WRITTEN PROBLEM: The data below needs to be returned exactly, line for line.

GIVEN INFORMATION:
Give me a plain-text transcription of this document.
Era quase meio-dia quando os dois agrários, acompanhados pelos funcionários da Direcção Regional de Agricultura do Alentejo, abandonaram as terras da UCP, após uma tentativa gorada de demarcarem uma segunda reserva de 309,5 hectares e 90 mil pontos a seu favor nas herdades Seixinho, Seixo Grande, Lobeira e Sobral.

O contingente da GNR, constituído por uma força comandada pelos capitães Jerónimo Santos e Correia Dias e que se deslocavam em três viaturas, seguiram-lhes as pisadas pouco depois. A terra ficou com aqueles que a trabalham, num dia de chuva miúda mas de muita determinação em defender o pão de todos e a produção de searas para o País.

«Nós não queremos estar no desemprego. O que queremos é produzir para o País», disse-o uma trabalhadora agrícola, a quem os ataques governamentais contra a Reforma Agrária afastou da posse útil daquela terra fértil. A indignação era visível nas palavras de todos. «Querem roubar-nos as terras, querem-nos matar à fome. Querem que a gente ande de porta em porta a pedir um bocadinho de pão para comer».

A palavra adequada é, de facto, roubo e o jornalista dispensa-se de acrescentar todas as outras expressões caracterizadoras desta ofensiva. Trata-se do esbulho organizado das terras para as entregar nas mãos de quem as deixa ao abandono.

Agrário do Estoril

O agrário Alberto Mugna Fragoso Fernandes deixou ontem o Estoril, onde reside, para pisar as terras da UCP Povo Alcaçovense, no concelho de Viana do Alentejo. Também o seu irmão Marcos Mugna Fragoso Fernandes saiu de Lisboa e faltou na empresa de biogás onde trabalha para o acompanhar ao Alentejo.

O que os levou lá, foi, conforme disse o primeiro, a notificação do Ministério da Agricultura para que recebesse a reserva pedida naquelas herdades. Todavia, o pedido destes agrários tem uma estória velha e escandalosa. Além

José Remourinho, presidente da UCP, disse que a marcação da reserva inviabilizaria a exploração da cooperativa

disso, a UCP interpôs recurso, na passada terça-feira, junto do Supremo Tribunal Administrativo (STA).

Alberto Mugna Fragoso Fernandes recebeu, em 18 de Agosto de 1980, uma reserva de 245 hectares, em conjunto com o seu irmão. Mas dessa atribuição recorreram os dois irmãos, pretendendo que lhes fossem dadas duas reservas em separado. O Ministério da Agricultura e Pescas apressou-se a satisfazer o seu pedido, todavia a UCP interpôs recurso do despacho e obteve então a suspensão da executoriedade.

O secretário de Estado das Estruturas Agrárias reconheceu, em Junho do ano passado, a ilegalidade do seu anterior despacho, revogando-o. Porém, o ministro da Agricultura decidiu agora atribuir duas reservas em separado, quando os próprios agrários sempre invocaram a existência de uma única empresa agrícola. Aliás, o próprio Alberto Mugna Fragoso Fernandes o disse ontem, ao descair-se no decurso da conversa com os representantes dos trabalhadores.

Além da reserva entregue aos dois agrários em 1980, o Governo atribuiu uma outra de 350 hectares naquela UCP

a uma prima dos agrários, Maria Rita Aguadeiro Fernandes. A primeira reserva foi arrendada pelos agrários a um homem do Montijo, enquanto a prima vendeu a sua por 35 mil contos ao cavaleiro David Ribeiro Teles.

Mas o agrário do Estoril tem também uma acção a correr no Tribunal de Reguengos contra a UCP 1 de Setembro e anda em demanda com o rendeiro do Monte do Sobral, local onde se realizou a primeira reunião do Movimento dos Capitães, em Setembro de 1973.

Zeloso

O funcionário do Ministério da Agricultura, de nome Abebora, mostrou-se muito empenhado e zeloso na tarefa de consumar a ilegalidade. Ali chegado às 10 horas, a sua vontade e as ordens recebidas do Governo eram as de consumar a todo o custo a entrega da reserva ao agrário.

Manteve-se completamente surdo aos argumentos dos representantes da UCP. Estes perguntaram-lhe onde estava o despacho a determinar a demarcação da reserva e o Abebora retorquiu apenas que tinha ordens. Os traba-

ANSWER TO THE TASK:
Give me a plain-text transcription of this document.
Era quase meio-dia quando os dois agrários, acompanhados pelos funcionários da Direcção Regional de Agricultura do Alentejo, abandonaram as terras da UCP, após uma tentativa gorada de demarcarem uma segunda reserva de 309,5 hectares e 90 mil pontos a seu favor nas herdades Seixinho, Seixo Grande, Lobeira e Sobral.

O contingente da GNR, constituído por uma força comandada pelos capitães Jerónimo Santos e Correia Dias e que se deslocavam em três viaturas, seguiram-lhes as pisadas pouco depois. A terra ficou com aqueles que a trabalham, num dia de chuva miúda mas de muita determinação em defender o pão de todos e a produção de searas para o País.

«Nós não queremos estar no desemprego. O que queremos é produzir para o País», disse-o uma trabalhadora agrícola, a quem os ataques governamentais contra a Reforma Agrária afastou da posse útil daquela terra fértil. A indignação era visível nas palavras de todos. «Querem roubar-nos as terras, querem-nos matar à fome. Querem que a gente ande de porta em porta a pedir um bocadinho de pão para comer».

A palavra adequada é, de facto, roubo e o jornalista dispensa-se de acrescentar todas as outras expressões caracterizadoras desta ofensiva. Trata-se do esbulho organizado das terras para as entregar nas mãos de quem as deixa ao abandono.

Agrário do Estoril

O agrário Alberto Mugna Fragoso Fernandes deixou ontem o Estoril, onde reside, para pisar as terras da UCP Povo Alcaçovense, no concelho de Viana do Alentejo. Também o seu irmão Marcos Mugna Fragoso Fernandes saiu de Lisboa e faltou na empresa de biogás onde trabalha para o acompanhar ao Alentejo.

O que os levou lá, foi, conforme disse o primeiro, a notificação do Ministério da Agricultura para que recebesse a reserva pedida naquelas herdades. Todavia, o pedido destes agrários tem uma estória velha e escandalosa. Além

José Remourinho, presidente da UCP, disse que a marcação da reserva inviabilizaria a exploração da cooperativa

disso, a UCP interpôs recurso, na passada terça-feira, junto do Supremo Tribunal Administrativo (STA).

Alberto Mugna Fragoso Fernandes recebeu, em 18 de Agosto de 1980, uma reserva de 245 hectares, em conjunto com o seu irmão. Mas dessa atribuição recorreram os dois irmãos, pretendendo que lhes fossem dadas duas reservas em separado. O Ministério da Agricultura e Pescas apressou-se a satisfazer o seu pedido, todavia a UCP interpôs recurso do despacho e obteve então a suspensão da executoriedade.

O secretário de Estado das Estruturas Agrárias reconheceu, em Junho do ano passado, a ilegalidade do seu anterior despacho, revogando-o. Porém, o ministro da Agricultura decidiu agora atribuir duas reservas em separado, quando os próprios agrários sempre invocaram a existência de uma única empresa agrícola. Aliás, o próprio Alberto Mugna Fragoso Fernandes o disse ontem, ao descair-se no decurso da conversa com os representantes dos trabalhadores.

Além da reserva entregue aos dois agrários em 1980, o Governo atribuiu uma outra de 350 hectares naquela UCP

a uma prima dos agrários, Maria Rita Aguadeiro Fernandes. A primeira reserva foi arrendada pelos agrários a um homem do Montijo, enquanto a prima vendeu a sua por 35 mil contos ao cavaleiro David Ribeiro Teles.

Mas o agrário do Estoril tem também uma acção a correr no Tribunal de Reguengos contra a UCP 1 de Setembro e anda em demanda com o rendeiro do Monte do Sobral, local onde se realizou a primeira reunião do Movimento dos Capitães, em Setembro de 1973.

Zeloso

O funcionário do Ministério da Agricultura, de nome Abebora, mostrou-se muito empenhado e zeloso na tarefa de consumar a ilegalidade. Ali chegado às 10 horas, a sua vontade e as ordens recebidas do Governo eram as de consumar a todo o custo a entrega da reserva ao agrário.

Manteve-se completamente surdo aos argumentos dos representantes da UCP. Estes perguntaram-lhe onde estava o despacho a determinar a demarcação da reserva e o Abebora retorquiu apenas que tinha ordens. Os traba-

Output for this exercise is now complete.